Rebuttal to:
Evidence Insufficient to Support Cranial Stimulation for Chronic Pain. PMN, July 26, 1018
The recent article titled, Evidence Insufficient to Support Cranial Stimulation (sic) for Chronic Pain, Pain Medicine News, July 26, 1018 was a summary of the review article published in the Annals of Internal Medicine titled, Benefits and Harms of Cranial Electrotherapy Stimulation for Chronic Painful Conditions, Depression, Anxiety and Insomnia (2018;168(6):414-421). The review was funded by the Veterans Administration’s Evidence Based Synthesis Program. The search strategy employed by the authors to locate studies appeared to be designed to provide an extremely biased sampling omitting the majority of the available published data. The report focused on studies which used devices that are no longer on the market while omitting most of the research relevant to the Alpha-Stim brand of cranial electrotherapy stimulation devices primarily used in the VA, DOD and civilian markets. Alpha-Stim is the only CES device on the Federal Supply Schedule for the DOD and VA.
The authors set arbitrary and capricious exclusion criteria in finding studies for their review, outside of the government’s definition of science, presumably to arrive at a preconceived position. The government’s actual definition of valid scientific evidence is “… when taken as a whole, is adequate to support a determination that there is reasonable assurance that the device is safe and effective for its conditions of use… (2) Valid scientific evidence is evidence from well-controlled investigations, partially controlled studies, studies and objective trials without matched controls, well-documented case histories conducted by qualified experts, and reports of significant human experience with a marketed device.” CFR Title 21, found here.

### Directions
• a. In the rebuttal, can you reproduce word for word the part that opens with the words containing "The authors set" and closes with "21, found here."?
• b. Why does the rebuttal call the review's search strategy biased?

### Data records
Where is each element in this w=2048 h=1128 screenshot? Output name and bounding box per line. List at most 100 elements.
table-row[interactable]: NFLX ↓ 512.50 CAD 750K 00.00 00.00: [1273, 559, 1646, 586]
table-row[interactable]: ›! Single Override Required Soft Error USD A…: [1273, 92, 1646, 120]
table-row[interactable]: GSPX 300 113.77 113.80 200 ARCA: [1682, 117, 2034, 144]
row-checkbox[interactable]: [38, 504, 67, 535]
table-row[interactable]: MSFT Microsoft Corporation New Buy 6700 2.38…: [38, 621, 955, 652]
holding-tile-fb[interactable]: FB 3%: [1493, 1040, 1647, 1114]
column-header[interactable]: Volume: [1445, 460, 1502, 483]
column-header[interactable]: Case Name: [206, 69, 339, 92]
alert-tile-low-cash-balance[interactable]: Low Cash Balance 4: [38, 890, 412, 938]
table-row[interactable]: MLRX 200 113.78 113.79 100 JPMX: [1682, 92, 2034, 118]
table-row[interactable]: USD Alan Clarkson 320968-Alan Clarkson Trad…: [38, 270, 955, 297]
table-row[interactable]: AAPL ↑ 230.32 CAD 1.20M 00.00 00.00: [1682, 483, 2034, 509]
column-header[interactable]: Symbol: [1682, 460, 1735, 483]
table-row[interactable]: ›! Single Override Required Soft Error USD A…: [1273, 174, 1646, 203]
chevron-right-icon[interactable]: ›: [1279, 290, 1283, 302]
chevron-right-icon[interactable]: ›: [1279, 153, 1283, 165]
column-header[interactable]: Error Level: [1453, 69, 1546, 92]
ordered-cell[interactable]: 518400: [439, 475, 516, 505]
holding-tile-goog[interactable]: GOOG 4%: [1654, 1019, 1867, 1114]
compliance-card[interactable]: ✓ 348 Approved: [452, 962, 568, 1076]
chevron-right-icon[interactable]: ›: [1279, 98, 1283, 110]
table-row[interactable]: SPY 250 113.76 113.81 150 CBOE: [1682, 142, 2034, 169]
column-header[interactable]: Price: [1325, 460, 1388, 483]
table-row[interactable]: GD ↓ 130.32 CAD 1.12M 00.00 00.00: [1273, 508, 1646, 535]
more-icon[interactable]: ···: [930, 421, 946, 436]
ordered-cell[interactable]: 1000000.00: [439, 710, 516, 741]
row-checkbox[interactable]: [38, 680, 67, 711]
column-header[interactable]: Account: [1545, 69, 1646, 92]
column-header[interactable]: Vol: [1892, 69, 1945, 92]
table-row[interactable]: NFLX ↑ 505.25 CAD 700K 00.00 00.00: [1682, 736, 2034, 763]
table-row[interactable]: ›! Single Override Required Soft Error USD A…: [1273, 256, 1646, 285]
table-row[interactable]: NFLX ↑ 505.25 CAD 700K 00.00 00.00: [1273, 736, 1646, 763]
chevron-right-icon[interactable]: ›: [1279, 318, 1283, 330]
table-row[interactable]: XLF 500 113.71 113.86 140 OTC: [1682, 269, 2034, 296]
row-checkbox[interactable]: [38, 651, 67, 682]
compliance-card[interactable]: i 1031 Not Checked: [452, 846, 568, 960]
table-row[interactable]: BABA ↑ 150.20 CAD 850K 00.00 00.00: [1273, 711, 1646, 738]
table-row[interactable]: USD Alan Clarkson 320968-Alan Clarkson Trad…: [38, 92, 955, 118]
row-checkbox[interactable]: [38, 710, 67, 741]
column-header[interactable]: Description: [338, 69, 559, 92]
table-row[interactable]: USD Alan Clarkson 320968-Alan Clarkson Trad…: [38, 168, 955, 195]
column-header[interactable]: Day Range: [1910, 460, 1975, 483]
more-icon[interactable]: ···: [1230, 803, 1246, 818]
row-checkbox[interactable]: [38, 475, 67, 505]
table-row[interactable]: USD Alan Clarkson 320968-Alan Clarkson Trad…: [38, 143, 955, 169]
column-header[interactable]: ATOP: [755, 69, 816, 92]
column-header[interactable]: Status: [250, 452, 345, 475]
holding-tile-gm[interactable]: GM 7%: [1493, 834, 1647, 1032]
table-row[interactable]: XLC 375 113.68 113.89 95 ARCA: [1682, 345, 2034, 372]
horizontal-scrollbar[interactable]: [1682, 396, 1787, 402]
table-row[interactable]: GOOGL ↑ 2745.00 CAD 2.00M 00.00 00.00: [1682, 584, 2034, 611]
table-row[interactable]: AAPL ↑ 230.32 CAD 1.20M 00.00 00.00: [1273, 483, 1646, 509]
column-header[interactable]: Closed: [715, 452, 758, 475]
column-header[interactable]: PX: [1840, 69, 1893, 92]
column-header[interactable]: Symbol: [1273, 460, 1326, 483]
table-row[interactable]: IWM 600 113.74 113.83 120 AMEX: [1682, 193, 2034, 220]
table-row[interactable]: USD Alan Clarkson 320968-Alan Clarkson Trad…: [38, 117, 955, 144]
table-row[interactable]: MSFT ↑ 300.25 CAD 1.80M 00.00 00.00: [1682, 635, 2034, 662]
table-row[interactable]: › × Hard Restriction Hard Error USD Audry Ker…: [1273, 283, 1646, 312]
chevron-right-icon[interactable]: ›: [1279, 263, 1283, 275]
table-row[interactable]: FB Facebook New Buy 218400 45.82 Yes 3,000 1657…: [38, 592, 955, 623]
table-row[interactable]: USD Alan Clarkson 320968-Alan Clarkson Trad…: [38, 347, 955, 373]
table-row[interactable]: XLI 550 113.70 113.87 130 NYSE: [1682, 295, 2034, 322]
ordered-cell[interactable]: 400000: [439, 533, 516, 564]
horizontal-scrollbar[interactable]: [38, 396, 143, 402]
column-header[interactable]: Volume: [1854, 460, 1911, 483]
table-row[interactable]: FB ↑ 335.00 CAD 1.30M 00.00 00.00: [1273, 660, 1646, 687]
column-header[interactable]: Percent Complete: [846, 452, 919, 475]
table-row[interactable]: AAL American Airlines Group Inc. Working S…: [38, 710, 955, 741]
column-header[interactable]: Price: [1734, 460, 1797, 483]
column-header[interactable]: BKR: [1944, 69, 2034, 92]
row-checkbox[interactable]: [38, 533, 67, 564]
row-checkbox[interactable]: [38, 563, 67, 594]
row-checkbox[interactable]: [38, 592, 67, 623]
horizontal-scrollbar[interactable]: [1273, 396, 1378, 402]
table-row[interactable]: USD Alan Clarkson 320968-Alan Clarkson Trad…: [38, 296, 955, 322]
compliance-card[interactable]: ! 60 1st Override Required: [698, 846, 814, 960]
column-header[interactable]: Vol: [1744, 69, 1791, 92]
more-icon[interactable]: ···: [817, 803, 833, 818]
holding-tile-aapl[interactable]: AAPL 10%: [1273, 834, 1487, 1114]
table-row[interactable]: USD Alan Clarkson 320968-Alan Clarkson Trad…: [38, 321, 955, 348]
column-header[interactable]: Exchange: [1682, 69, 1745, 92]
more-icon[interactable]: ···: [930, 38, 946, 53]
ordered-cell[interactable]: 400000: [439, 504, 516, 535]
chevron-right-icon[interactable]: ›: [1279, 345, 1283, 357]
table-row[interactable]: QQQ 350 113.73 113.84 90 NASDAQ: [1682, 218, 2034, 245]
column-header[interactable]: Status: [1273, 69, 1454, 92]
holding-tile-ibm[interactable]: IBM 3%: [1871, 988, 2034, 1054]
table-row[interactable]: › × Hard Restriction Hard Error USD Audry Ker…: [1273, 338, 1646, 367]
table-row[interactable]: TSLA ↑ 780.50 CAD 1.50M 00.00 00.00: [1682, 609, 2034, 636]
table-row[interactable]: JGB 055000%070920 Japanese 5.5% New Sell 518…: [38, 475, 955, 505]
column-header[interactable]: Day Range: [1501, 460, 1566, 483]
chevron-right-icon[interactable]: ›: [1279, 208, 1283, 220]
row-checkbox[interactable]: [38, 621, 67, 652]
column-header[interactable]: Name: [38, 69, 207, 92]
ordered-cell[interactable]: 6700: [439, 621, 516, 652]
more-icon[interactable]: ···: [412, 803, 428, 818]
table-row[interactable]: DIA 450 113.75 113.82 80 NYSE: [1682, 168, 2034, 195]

### Solutions below
• a.
The authors set arbitrary and capricious exclusion criteria in finding studies for their review, outside of the government’s definition of science, presumably to arrive at a preconceived position. The government’s actual definition of valid scientific evidence is “… when taken as a whole, is adequate to support a determination that there is reasonable assurance that the device is safe and effective for its conditions of use… (2) Valid scientific evidence is evidence from well-controlled investigations, partially controlled studies, studies and objective trials without matched controls, well-documented case histories conducted by qualified experts, and reports of significant human experience with a marketed device.” CFR Title 21, found here.

• b. The rebuttal says the strategy appeared designed to leave out most of the available published data. The review focused on studies of devices no longer on the market. It omitted most of the research on Alpha-Stim, the brand primarily used in the VA, DOD and civilian markets.